> **Input material**
::::::::

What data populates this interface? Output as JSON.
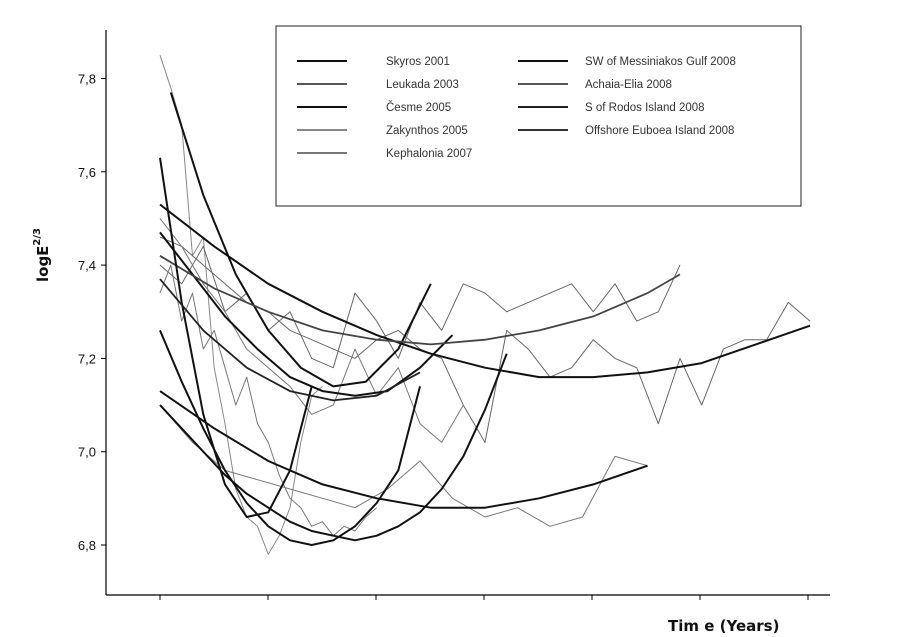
{
  "chart_data": {
    "type": "line",
    "title": "",
    "xlabel": "Tim e (Years)",
    "ylabel": "logE",
    "ylabel_superscript": "2/3",
    "ylim": [
      6.7,
      7.9
    ],
    "yticks": [
      "6,8",
      "7,0",
      "7,2",
      "7,4",
      "7,6",
      "7,8"
    ],
    "ytick_values": [
      6.8,
      7.0,
      7.2,
      7.4,
      7.6,
      7.8
    ],
    "xlim": [
      -0.55,
      6.0
    ],
    "xticks_labeled": false,
    "legend_position": "top-right",
    "legend": [
      {
        "label": "Skyros 2001",
        "color": "#111111"
      },
      {
        "label": "Leukada 2003",
        "color": "#555555"
      },
      {
        "label": "Česme 2005",
        "color": "#111111"
      },
      {
        "label": "Zakynthos 2005",
        "color": "#888888"
      },
      {
        "label": "Kephalonia 2007",
        "color": "#777777"
      },
      {
        "label": "SW of Messiniakos Gulf 2008",
        "color": "#111111"
      },
      {
        "label": "Achaia-Elia 2008",
        "color": "#555555"
      },
      {
        "label": "S of Rodos Island 2008",
        "color": "#222222"
      },
      {
        "label": "Offshore Euboea Island 2008",
        "color": "#333333"
      }
    ],
    "series": [
      {
        "kind": "fit",
        "color": "#111111",
        "width": 2.0,
        "x": [
          0.0,
          0.2,
          0.4,
          0.6,
          0.8,
          1.0,
          1.2,
          1.4,
          1.6,
          1.8,
          2.0,
          2.2,
          2.4
        ],
        "y": [
          7.26,
          7.15,
          7.05,
          6.96,
          6.89,
          6.84,
          6.81,
          6.8,
          6.81,
          6.84,
          6.89,
          6.96,
          7.14
        ]
      },
      {
        "kind": "fit",
        "color": "#111111",
        "width": 2.0,
        "x": [
          0.0,
          0.2,
          0.4,
          0.6,
          0.8,
          1.0,
          1.2,
          1.4,
          1.6,
          1.8,
          2.0,
          2.2,
          2.4,
          2.6,
          2.8,
          3.0,
          3.2
        ],
        "y": [
          7.1,
          7.05,
          7.0,
          6.95,
          6.91,
          6.88,
          6.85,
          6.83,
          6.82,
          6.81,
          6.82,
          6.84,
          6.87,
          6.92,
          6.99,
          7.09,
          7.21
        ]
      },
      {
        "kind": "fit",
        "color": "#111111",
        "width": 2.0,
        "x": [
          0.0,
          0.5,
          1.0,
          1.5,
          2.0,
          2.5,
          3.0,
          3.5,
          4.0,
          4.5
        ],
        "y": [
          7.13,
          7.05,
          6.98,
          6.93,
          6.9,
          6.88,
          6.88,
          6.9,
          6.93,
          6.97
        ]
      },
      {
        "kind": "fit",
        "color": "#111111",
        "width": 2.0,
        "x": [
          0.1,
          0.4,
          0.7,
          1.0,
          1.3,
          1.6,
          1.9,
          2.2,
          2.5
        ],
        "y": [
          7.77,
          7.55,
          7.38,
          7.26,
          7.18,
          7.14,
          7.15,
          7.22,
          7.36
        ]
      },
      {
        "kind": "fit",
        "color": "#111111",
        "width": 2.0,
        "x": [
          0.0,
          0.3,
          0.6,
          0.9,
          1.2,
          1.5,
          1.8,
          2.1,
          2.4,
          2.7
        ],
        "y": [
          7.47,
          7.38,
          7.29,
          7.22,
          7.16,
          7.13,
          7.12,
          7.13,
          7.18,
          7.25
        ]
      },
      {
        "kind": "fit",
        "color": "#111111",
        "width": 2.0,
        "x": [
          0.0,
          0.5,
          1.0,
          1.5,
          2.0,
          2.5,
          3.0,
          3.5,
          4.0,
          4.5,
          5.0,
          5.5,
          6.0
        ],
        "y": [
          7.53,
          7.44,
          7.36,
          7.3,
          7.25,
          7.21,
          7.18,
          7.16,
          7.16,
          7.17,
          7.19,
          7.23,
          7.27
        ]
      },
      {
        "kind": "fit",
        "color": "#444444",
        "width": 1.8,
        "x": [
          0.0,
          0.5,
          1.0,
          1.5,
          2.0,
          2.5,
          3.0,
          3.5,
          4.0,
          4.5,
          4.8
        ],
        "y": [
          7.42,
          7.35,
          7.3,
          7.26,
          7.24,
          7.23,
          7.24,
          7.26,
          7.29,
          7.34,
          7.38
        ]
      },
      {
        "kind": "fit",
        "color": "#111111",
        "width": 2.0,
        "x": [
          0.0,
          0.2,
          0.4,
          0.6,
          0.8,
          1.0,
          1.2,
          1.4
        ],
        "y": [
          7.63,
          7.32,
          7.08,
          6.93,
          6.86,
          6.87,
          6.96,
          7.14
        ]
      },
      {
        "kind": "fit",
        "color": "#222222",
        "width": 1.8,
        "x": [
          0.0,
          0.4,
          0.8,
          1.2,
          1.6,
          2.0,
          2.4
        ],
        "y": [
          7.37,
          7.26,
          7.18,
          7.13,
          7.11,
          7.12,
          7.17
        ]
      },
      {
        "kind": "data",
        "color": "#888888",
        "width": 1.0,
        "x": [
          0.0,
          0.1,
          0.2,
          0.3,
          0.4,
          0.5,
          0.6,
          0.7,
          0.8,
          0.9,
          1.0,
          1.1,
          1.2,
          1.3,
          1.4,
          1.5
        ],
        "y": [
          7.85,
          7.78,
          7.7,
          7.42,
          7.46,
          7.18,
          7.06,
          6.92,
          6.86,
          6.84,
          6.78,
          6.82,
          6.88,
          7.02,
          7.12,
          7.14
        ]
      },
      {
        "kind": "data",
        "color": "#777777",
        "width": 1.0,
        "x": [
          0.0,
          0.1,
          0.2,
          0.3,
          0.4,
          0.5,
          0.6,
          0.7,
          0.8,
          0.9,
          1.0,
          1.1,
          1.2,
          1.3,
          1.4,
          1.5,
          1.6,
          1.7,
          1.8,
          1.9,
          2.0
        ],
        "y": [
          7.34,
          7.4,
          7.28,
          7.34,
          7.22,
          7.26,
          7.18,
          7.1,
          7.16,
          7.06,
          7.02,
          6.95,
          6.9,
          6.88,
          6.84,
          6.85,
          6.82,
          6.84,
          6.83,
          6.86,
          6.88
        ]
      },
      {
        "kind": "data",
        "color": "#666666",
        "width": 1.0,
        "x": [
          0.0,
          0.2,
          0.4,
          0.6,
          0.8,
          1.0,
          1.2,
          1.4,
          1.6,
          1.8,
          2.0,
          2.2,
          2.4,
          2.6,
          2.8,
          3.0,
          3.2,
          3.4,
          3.6,
          3.8,
          4.0,
          4.2,
          4.4,
          4.6,
          4.8
        ],
        "y": [
          7.4,
          7.36,
          7.44,
          7.3,
          7.34,
          7.26,
          7.3,
          7.2,
          7.18,
          7.34,
          7.28,
          7.2,
          7.32,
          7.26,
          7.36,
          7.34,
          7.3,
          7.32,
          7.34,
          7.36,
          7.3,
          7.36,
          7.28,
          7.3,
          7.4
        ]
      },
      {
        "kind": "data",
        "color": "#666666",
        "width": 1.0,
        "x": [
          0.0,
          0.2,
          0.4,
          0.6,
          0.8,
          1.0,
          1.2,
          1.4,
          1.6,
          1.8,
          2.0,
          2.2,
          2.4,
          2.6,
          2.8,
          3.0,
          3.2,
          3.4,
          3.6,
          3.8,
          4.0,
          4.2,
          4.4,
          4.6,
          4.8,
          5.0,
          5.2,
          5.4,
          5.6,
          5.8,
          6.0
        ],
        "y": [
          7.46,
          7.44,
          7.4,
          7.36,
          7.32,
          7.3,
          7.26,
          7.24,
          7.22,
          7.2,
          7.24,
          7.26,
          7.22,
          7.2,
          7.1,
          7.02,
          7.26,
          7.22,
          7.16,
          7.18,
          7.24,
          7.2,
          7.18,
          7.06,
          7.2,
          7.1,
          7.22,
          7.24,
          7.24,
          7.32,
          7.28
        ]
      },
      {
        "kind": "data",
        "color": "#777777",
        "width": 1.0,
        "x": [
          0.0,
          0.3,
          0.6,
          0.9,
          1.2,
          1.5,
          1.8,
          2.1,
          2.4,
          2.7,
          3.0,
          3.3,
          3.6,
          3.9,
          4.2,
          4.5
        ],
        "y": [
          7.1,
          7.02,
          6.96,
          6.94,
          6.92,
          6.9,
          6.88,
          6.92,
          6.98,
          6.9,
          6.86,
          6.88,
          6.84,
          6.86,
          6.99,
          6.97
        ]
      },
      {
        "kind": "data",
        "color": "#777777",
        "width": 1.0,
        "x": [
          0.0,
          0.2,
          0.4,
          0.6,
          0.8,
          1.0,
          1.2,
          1.4,
          1.6,
          1.8,
          2.0,
          2.2,
          2.4,
          2.6,
          2.8
        ],
        "y": [
          7.5,
          7.44,
          7.36,
          7.3,
          7.22,
          7.18,
          7.14,
          7.08,
          7.1,
          7.22,
          7.12,
          7.18,
          7.06,
          7.02,
          7.1
        ]
      }
    ]
  }
}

::::::::

> **Task description**
Check each line of the entries above for the word "Island". List the ones that have it.

> **Task answer**
        "label": "S of Rodos Island 2008",
        "label": "Offshore Euboea Island 2008",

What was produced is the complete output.